- [Task brief]
Reproduce each line from the records that holds "Buches".

- [Record excerpts]
=====
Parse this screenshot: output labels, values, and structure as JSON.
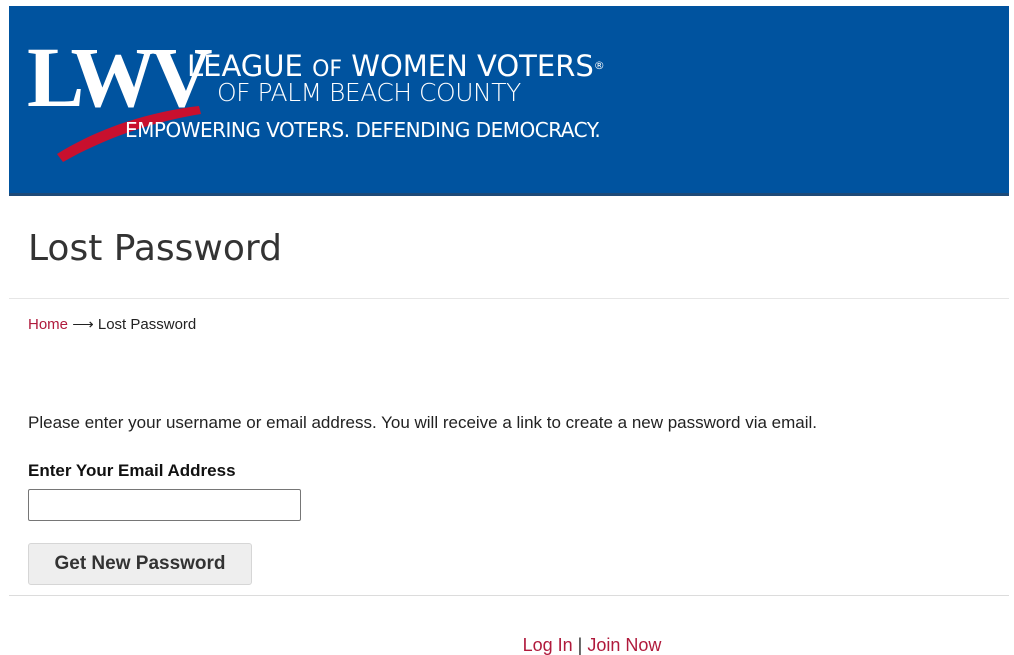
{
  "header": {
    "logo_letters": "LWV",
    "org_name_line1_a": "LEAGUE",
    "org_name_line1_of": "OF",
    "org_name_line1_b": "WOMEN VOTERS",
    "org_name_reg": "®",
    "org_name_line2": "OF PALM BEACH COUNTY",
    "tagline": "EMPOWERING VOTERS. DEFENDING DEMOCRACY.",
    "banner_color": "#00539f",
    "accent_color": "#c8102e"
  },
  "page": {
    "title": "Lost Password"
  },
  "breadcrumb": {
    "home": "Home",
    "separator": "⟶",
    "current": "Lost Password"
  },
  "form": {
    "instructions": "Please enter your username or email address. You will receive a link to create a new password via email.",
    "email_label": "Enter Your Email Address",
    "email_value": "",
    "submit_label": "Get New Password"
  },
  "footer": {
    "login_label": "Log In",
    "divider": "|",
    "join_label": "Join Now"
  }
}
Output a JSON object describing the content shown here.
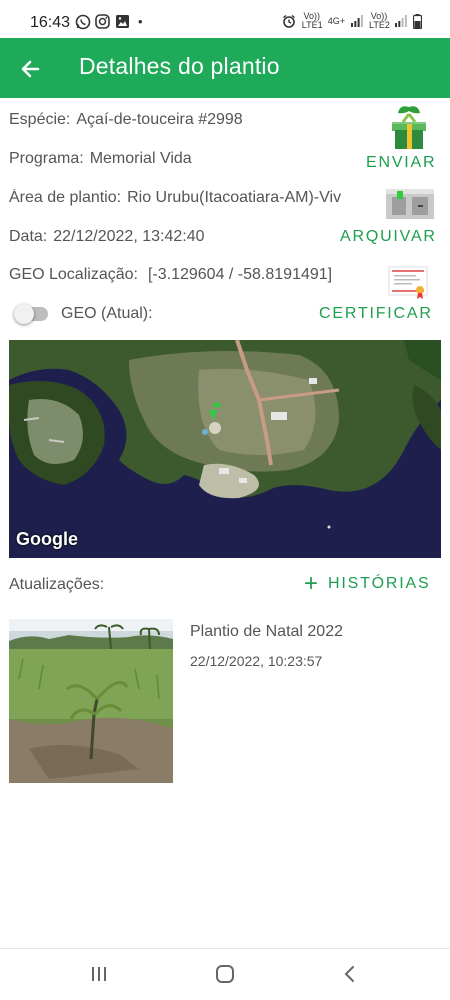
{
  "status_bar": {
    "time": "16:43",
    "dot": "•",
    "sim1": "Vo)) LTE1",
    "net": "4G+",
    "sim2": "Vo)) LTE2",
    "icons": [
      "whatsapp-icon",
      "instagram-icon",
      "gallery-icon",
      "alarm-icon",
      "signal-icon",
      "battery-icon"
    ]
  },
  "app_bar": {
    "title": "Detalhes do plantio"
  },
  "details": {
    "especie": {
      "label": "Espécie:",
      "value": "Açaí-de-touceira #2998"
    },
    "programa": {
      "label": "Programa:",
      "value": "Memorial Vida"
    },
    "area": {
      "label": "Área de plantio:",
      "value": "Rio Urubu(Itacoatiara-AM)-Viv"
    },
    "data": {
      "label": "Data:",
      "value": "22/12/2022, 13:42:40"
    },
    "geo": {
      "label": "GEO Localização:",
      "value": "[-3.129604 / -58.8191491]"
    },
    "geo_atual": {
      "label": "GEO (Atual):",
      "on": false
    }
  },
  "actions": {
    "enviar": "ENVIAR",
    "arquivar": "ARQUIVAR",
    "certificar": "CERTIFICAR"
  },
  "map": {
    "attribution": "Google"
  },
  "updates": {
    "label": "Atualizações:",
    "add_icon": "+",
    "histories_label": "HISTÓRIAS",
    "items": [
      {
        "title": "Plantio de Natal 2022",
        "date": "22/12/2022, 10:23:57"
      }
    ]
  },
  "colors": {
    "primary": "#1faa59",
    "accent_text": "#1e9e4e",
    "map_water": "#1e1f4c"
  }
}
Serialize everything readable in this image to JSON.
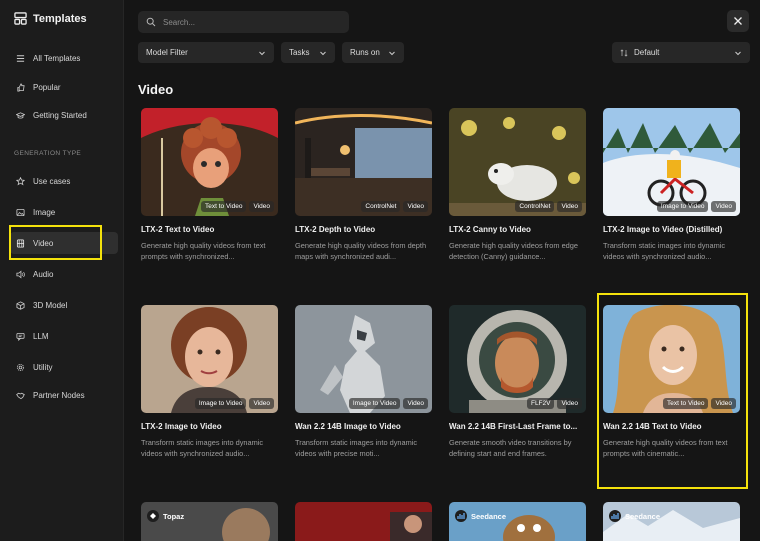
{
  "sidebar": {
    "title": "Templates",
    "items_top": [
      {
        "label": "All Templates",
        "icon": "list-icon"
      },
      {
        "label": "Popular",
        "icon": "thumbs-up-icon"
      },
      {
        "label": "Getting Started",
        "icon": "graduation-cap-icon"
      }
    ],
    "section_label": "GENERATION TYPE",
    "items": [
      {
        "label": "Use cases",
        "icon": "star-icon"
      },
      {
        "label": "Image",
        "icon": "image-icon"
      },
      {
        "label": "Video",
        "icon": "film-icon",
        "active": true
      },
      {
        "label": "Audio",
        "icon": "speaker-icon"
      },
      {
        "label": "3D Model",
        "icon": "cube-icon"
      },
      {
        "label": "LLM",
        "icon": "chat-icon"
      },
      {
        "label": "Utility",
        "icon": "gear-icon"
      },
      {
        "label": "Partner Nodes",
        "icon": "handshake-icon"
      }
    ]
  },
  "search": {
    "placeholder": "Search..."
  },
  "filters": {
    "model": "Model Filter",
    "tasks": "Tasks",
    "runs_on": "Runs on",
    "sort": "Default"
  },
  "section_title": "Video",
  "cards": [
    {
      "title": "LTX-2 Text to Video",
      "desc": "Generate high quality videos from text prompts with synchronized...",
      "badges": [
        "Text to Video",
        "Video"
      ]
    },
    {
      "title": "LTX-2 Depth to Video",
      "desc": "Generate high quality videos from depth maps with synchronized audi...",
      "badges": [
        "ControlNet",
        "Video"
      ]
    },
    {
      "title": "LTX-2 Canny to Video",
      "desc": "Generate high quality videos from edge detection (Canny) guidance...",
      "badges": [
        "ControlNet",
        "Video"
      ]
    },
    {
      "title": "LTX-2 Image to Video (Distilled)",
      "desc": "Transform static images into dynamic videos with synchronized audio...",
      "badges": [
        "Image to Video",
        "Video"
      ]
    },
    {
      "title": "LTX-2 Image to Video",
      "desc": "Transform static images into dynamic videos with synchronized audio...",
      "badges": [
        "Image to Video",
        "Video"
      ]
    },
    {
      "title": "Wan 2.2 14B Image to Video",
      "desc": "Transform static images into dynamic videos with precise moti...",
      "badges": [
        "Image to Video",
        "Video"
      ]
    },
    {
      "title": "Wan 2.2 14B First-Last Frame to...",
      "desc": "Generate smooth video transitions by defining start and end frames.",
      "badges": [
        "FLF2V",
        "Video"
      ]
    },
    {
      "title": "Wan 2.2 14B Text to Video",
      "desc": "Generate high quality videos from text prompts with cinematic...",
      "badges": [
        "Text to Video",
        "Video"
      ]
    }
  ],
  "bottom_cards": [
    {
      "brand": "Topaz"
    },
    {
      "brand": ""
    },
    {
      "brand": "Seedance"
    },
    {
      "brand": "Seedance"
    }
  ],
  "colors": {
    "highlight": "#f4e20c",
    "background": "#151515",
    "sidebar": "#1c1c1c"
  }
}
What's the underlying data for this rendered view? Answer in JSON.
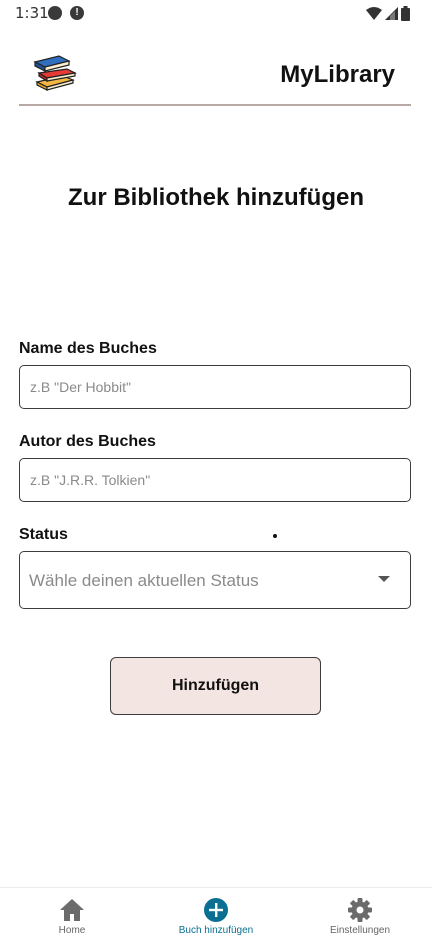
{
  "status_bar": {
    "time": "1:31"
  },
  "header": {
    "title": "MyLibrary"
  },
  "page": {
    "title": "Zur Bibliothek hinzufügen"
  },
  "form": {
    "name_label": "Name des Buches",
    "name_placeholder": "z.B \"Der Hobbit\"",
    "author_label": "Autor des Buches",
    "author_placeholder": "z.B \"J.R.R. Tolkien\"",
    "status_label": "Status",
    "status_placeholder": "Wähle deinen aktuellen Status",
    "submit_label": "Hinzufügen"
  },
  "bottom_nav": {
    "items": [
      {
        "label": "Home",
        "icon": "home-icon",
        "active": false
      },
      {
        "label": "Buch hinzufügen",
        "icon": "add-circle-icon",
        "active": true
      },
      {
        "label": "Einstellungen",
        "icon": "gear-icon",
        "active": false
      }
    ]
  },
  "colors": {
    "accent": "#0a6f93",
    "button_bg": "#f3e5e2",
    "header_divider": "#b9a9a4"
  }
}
=====
- [Reply]
    "name_label": "Name des Buches",
    "author_label": "Autor des Buches",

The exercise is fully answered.